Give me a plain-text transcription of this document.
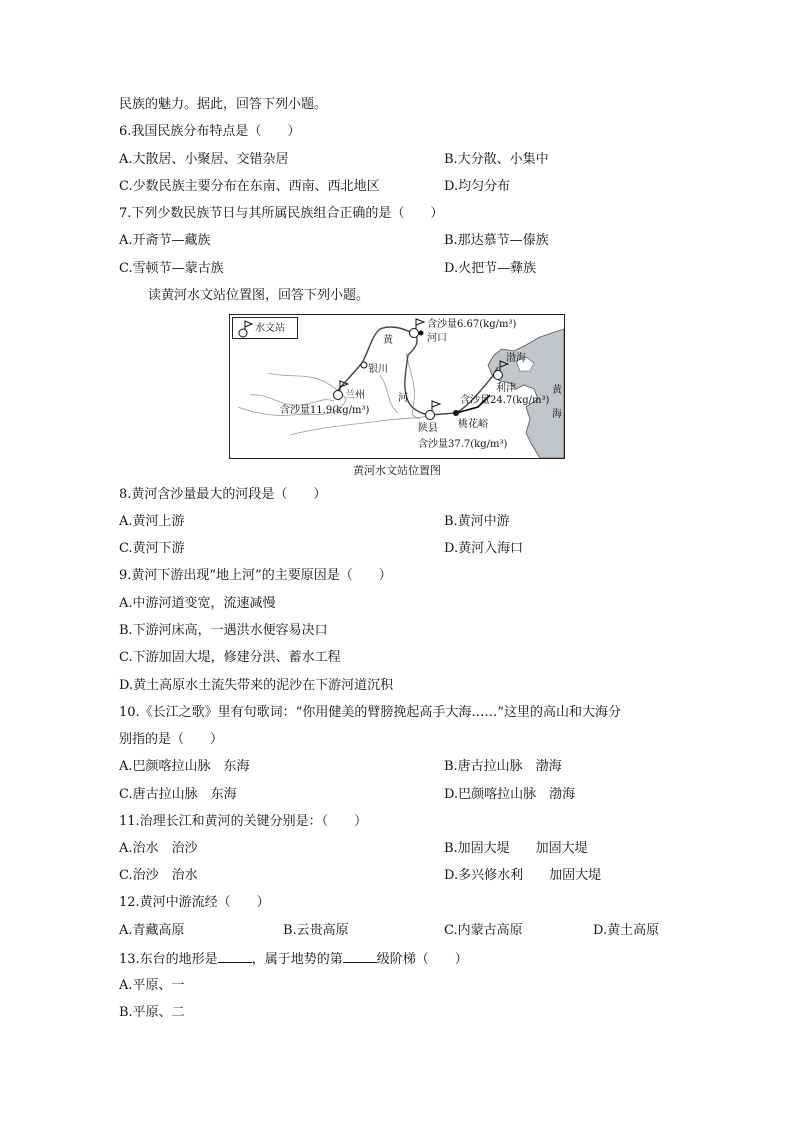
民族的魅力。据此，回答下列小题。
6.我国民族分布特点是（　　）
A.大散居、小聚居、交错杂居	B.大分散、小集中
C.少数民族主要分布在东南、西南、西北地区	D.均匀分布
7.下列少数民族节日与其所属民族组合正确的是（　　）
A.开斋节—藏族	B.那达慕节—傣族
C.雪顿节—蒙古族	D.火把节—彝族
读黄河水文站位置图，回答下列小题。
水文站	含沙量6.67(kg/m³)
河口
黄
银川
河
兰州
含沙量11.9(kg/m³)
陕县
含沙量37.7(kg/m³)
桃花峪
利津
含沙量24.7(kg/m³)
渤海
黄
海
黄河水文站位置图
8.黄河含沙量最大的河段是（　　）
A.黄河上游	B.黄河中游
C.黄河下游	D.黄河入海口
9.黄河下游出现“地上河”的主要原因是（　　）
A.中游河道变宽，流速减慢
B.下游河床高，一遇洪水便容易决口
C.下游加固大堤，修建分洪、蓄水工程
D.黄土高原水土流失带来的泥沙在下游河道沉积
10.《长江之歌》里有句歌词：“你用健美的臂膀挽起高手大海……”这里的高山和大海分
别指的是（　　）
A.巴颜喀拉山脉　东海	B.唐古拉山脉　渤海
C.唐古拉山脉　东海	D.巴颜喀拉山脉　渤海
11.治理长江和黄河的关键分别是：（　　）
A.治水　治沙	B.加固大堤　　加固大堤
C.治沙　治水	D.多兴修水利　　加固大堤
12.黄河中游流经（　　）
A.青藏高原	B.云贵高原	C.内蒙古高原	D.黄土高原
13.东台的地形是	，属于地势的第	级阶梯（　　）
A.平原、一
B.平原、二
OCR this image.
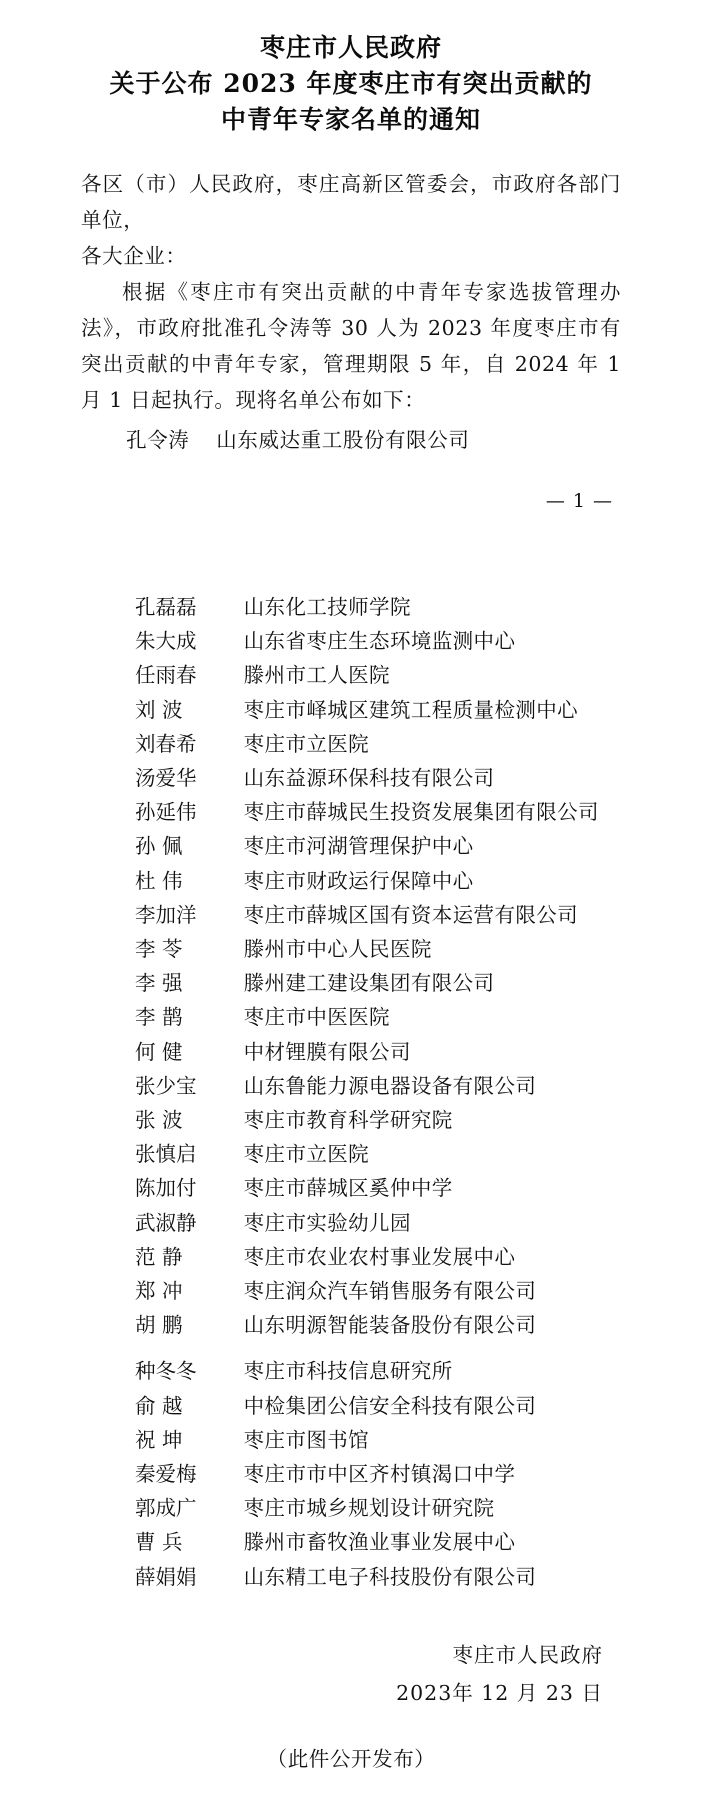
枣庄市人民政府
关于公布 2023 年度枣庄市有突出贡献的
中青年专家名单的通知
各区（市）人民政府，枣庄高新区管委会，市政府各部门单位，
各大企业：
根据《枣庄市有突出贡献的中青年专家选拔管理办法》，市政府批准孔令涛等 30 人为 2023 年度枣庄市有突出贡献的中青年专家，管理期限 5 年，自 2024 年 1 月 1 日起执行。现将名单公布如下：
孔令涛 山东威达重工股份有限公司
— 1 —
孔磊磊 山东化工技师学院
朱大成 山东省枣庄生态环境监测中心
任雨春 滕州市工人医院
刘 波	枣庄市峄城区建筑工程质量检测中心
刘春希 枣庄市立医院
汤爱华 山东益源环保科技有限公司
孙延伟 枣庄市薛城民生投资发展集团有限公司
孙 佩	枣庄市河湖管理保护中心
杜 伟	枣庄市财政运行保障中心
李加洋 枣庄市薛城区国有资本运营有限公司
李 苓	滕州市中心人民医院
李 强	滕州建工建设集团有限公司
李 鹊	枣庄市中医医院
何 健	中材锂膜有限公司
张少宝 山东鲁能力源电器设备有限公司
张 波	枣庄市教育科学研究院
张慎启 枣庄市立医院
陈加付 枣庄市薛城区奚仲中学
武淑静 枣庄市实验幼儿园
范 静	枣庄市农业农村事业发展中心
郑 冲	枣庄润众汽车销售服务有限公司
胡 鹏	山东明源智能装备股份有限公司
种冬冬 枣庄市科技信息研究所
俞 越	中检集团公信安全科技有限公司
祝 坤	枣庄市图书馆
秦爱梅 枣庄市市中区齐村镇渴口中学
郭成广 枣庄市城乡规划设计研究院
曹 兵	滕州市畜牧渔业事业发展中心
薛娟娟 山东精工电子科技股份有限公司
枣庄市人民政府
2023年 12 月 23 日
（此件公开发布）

EXERCISE
Leave the pictures out and output the rest of the listing exactly.

EXPECTED OUTPUT
Give me a plain-text transcription of this document.
民族的魅力。据此，回答下列小题。
6.我国民族分布特点是（　　）
A.大散居、小聚居、交错杂居	B.大分散、小集中
C.少数民族主要分布在东南、西南、西北地区	D.均匀分布
7.下列少数民族节日与其所属民族组合正确的是（　　）
A.开斋节—藏族	B.那达慕节—傣族
C.雪顿节—蒙古族	D.火把节—彝族
读黄河水文站位置图，回答下列小题。
水文站	含沙量6.67(kg/m³)
河口
黄
银川
河
兰州
含沙量11.9(kg/m³)
陕县
含沙量37.7(kg/m³)
桃花峪
利津
含沙量24.7(kg/m³)
渤海
黄
海
黄河水文站位置图
8.黄河含沙量最大的河段是（　　）
A.黄河上游	B.黄河中游
C.黄河下游	D.黄河入海口
9.黄河下游出现“地上河”的主要原因是（　　）
A.中游河道变宽，流速减慢
B.下游河床高，一遇洪水便容易决口
C.下游加固大堤，修建分洪、蓄水工程
D.黄土高原水土流失带来的泥沙在下游河道沉积
10.《长江之歌》里有句歌词：“你用健美的臂膀挽起高手大海……”这里的高山和大海分
别指的是（　　）
A.巴颜喀拉山脉　东海	B.唐古拉山脉　渤海
C.唐古拉山脉　东海	D.巴颜喀拉山脉　渤海
11.治理长江和黄河的关键分别是：（　　）
A.治水　治沙	B.加固大堤　　加固大堤
C.治沙　治水	D.多兴修水利　　加固大堤
12.黄河中游流经（　　）
A.青藏高原	B.云贵高原	C.内蒙古高原	D.黄土高原
13.东台的地形是	，属于地势的第	级阶梯（　　）
A.平原、一
B.平原、二
OCR this image.
枣庄市人民政府
关于公布 2023 年度枣庄市有突出贡献的
中青年专家名单的通知
各区（市）人民政府，枣庄高新区管委会，市政府各部门单位，
各大企业：
根据《枣庄市有突出贡献的中青年专家选拔管理办法》，市政府批准孔令涛等 30 人为 2023 年度枣庄市有突出贡献的中青年专家，管理期限 5 年，自 2024 年 1 月 1 日起执行。现将名单公布如下：
孔令涛 山东威达重工股份有限公司
— 1 —
孔磊磊 山东化工技师学院
朱大成 山东省枣庄生态环境监测中心
任雨春 滕州市工人医院
刘 波	枣庄市峄城区建筑工程质量检测中心
刘春希 枣庄市立医院
汤爱华 山东益源环保科技有限公司
孙延伟 枣庄市薛城民生投资发展集团有限公司
孙 佩	枣庄市河湖管理保护中心
杜 伟	枣庄市财政运行保障中心
李加洋 枣庄市薛城区国有资本运营有限公司
李 苓	滕州市中心人民医院
李 强	滕州建工建设集团有限公司
李 鹊	枣庄市中医医院
何 健	中材锂膜有限公司
张少宝 山东鲁能力源电器设备有限公司
张 波	枣庄市教育科学研究院
张慎启 枣庄市立医院
陈加付 枣庄市薛城区奚仲中学
武淑静 枣庄市实验幼儿园
范 静	枣庄市农业农村事业发展中心
郑 冲	枣庄润众汽车销售服务有限公司
胡 鹏	山东明源智能装备股份有限公司
种冬冬 枣庄市科技信息研究所
俞 越	中检集团公信安全科技有限公司
祝 坤	枣庄市图书馆
秦爱梅 枣庄市市中区齐村镇渴口中学
郭成广 枣庄市城乡规划设计研究院
曹 兵	滕州市畜牧渔业事业发展中心
薛娟娟 山东精工电子科技股份有限公司
枣庄市人民政府
2023年 12 月 23 日
（此件公开发布）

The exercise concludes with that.